* [DOCUMENT]
Dear Artists, Please Don’t Quit

It’s been a really bad week, and a really bad year, to be an artist.

On Tuesday, ITV News claimed on Twitter that British Chancellor Rishi Sunak said ‘musicians and others in [the] arts should retrain and find other jobs’ when he announced a universally detested new jobs scheme which would protect ‘viable’ jobs only.

Rishi then got upset and claimed he was misquoted.

What he actually said when asked whether people in the arts and music should get a job in another sector was “that is fresh and new opportunity for people. That’s exactly what we should be doing.” Which is worse, because it implies his abandonment of an entire sector - who pay taxes just like everyone else - is actually a good thing.

Then the Fatima meme started doing the rounds. It’s an image of a woman of colour who is a professional ballet dancer (or possibly a model) lacing up her pointe shoe next to a message that reads “Fatima’s next job could be in cyber (she just doesn’t know it yet)”.

* [STORED DATA]

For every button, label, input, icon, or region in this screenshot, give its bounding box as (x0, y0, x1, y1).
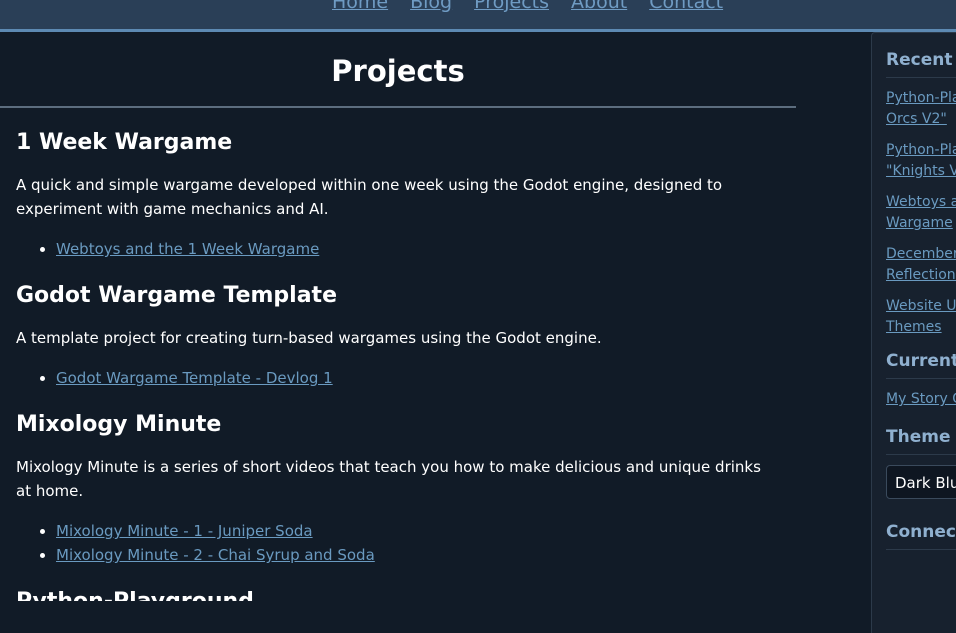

* [GIVEN PROBLEM]
Can you carry on the "Dear Artists, Please Don't Quit" piece, picking up right after its last sentence about the Fatima meme?

* [RESULT OF THIS EXERCISE]
I’m not posting the image here. I can’t bring myself to when the battles black ballet dancers in particular still go through to secure a professional dance career they know will be brief are so hard won.

 
Dancers Marie Astrid Mence & Ebony Thomas. Photo by ASH for Ballet Black, a UK ballet company you can support here.

Dancers Marie Astrid Mence & Ebony Thomas. Photo by ASH for Ballet Black, a UK ballet company you can support here.

 

Oliver Dowden claims the Fatima graphic didn’t come from the government. It doesn’t matter. The screenshots of suggestions generated by people using the retraining assessment tool the government built were even more dystopian.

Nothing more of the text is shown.